> [SOURCE PASSAGE]:
========

Tomohiko Murayama 村山智彦

Personal information
- Full name: Tomohiko Murayama
- Date of birth: 22 August 1987 (age 38)
- Place of birth: Ichihara, Chiba, Japan
- Height: 1.84 m (6 ft 0 in)
- Position: Goalkeeper

Team information
- Current team: Matsumoto Yamaga FC
- Number: 16

Youth career
- 2005–2009: Shizuoka Sangyo University SC

Senior career*
- Years: Team / Apps / (Gls)
- 2010–2012: Sagawa Shiga FC / 40 / (0)
- 2013–2015: Matsumoto Yamaga FC / 85 / (1)
- 2016: Shonan Bellmare / 27 / (0)
- 2017–: Matsumoto Yamaga FC / 31 / (0)

= Tomohiko Murayama =

Japanese footballer

Tomohiko Murayama (村山智彦, Murayama Tomohiko) is a Japanese footballer who plays for Matsumoto Yamaga.

== Youth career ==
In his youth, Murayama played for Mitsui Chiba SC, Jeff United Ichihara JR Youth Tatsumichi, and Municipal Funabashi High School. It was during his first year playing for Municipal Funabashi Hugh School that he first trained to become a full time goal keeper.

== University ==
Murayama played for the Shizuoka Sangyo University SC while attending that university from 2005-2009.

========

> [INPUT DATA]:
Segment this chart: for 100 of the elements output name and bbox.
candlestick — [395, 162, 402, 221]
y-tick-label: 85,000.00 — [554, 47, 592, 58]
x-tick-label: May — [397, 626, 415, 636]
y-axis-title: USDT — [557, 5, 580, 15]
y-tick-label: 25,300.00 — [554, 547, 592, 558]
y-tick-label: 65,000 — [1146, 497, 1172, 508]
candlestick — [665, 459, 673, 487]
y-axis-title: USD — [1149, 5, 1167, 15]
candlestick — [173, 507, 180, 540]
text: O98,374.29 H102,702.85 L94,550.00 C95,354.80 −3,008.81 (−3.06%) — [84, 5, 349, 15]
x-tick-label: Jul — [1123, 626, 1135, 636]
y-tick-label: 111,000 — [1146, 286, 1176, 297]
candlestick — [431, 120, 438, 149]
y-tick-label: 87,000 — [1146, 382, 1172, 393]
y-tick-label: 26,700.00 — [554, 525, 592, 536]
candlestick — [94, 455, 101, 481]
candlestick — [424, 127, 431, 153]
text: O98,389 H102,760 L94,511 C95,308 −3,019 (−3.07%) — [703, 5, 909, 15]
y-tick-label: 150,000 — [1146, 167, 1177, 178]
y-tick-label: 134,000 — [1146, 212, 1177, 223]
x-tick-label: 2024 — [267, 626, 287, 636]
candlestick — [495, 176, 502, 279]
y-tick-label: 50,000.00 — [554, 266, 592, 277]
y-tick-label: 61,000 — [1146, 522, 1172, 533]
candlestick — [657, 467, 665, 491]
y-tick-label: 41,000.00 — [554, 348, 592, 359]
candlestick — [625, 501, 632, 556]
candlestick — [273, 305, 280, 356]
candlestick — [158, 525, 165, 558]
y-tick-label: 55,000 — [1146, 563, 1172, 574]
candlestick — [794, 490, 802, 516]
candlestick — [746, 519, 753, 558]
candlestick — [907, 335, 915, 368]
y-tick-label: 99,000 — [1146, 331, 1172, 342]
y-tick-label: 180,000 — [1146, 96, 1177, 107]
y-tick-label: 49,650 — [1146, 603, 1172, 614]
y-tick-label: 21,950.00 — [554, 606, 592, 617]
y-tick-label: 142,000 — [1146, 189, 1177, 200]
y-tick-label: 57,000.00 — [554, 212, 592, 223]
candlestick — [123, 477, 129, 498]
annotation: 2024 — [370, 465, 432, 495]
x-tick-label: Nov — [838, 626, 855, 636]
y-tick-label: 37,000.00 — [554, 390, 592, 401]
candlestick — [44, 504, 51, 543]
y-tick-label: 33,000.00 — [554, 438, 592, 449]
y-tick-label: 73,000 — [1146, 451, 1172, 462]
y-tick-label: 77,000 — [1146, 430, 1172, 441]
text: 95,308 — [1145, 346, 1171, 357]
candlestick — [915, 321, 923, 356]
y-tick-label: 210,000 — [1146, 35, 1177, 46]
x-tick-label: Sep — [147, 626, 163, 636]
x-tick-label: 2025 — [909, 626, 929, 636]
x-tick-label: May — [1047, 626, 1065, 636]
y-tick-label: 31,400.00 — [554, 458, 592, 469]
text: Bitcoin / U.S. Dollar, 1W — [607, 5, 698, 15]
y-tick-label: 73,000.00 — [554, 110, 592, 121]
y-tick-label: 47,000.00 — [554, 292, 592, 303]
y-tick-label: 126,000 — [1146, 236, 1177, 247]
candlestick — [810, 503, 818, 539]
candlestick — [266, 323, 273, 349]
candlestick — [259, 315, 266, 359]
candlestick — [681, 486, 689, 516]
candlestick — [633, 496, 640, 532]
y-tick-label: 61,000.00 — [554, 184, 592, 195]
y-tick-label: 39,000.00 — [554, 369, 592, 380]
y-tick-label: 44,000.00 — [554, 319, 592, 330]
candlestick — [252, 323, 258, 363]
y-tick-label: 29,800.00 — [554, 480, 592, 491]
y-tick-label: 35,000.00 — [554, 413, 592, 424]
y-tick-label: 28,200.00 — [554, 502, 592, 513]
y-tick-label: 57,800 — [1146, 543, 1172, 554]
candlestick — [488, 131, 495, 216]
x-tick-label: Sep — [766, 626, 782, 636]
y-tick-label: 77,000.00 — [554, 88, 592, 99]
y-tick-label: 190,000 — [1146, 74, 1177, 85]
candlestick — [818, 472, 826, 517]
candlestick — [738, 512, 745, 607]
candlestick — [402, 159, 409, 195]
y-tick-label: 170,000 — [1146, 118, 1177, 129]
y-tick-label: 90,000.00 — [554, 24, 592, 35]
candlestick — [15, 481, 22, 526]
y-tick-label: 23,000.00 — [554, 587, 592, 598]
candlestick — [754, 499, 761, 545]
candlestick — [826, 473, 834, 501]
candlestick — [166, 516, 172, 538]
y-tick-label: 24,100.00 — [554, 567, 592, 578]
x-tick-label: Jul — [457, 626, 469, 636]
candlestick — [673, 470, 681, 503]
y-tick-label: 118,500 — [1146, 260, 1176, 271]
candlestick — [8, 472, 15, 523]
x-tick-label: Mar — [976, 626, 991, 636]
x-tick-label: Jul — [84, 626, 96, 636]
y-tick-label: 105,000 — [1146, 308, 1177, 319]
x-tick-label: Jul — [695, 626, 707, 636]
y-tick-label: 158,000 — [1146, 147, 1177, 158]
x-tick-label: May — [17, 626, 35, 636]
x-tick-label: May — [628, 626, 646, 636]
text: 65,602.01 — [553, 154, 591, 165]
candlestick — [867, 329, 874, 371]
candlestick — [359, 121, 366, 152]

========

> [TASKS]:
1) Translate this sentence from the Tomohiko Murayama article into Spanish: "Murayama played for the Shizuoka Sangyo University SC while attending that university from 2005-2009."
2) Return, word for word, the part of the Tomohiko Murayama article between "- Position: Goalkeeper" and "Bellmare / 27 / (0)", inclusive.

> [LIST OF SOLUTIONS]:
1) Murayama jugó en el Shizuoka Sangyo University SC mientras asistía a esa universidad, desde 2005 hasta 2009.

2)
- Position: Goalkeeper

Team information
- Current team: Matsumoto Yamaga FC
- Number: 16

Youth career
- 2005–2009: Shizuoka Sangyo University SC

Senior career*
- Years: Team / Apps / (Gls)
- 2010–2012: Sagawa Shiga FC / 40 / (0)
- 2013–2015: Matsumoto Yamaga FC / 85 / (1)
- 2016: Shonan Bellmare / 27 / (0)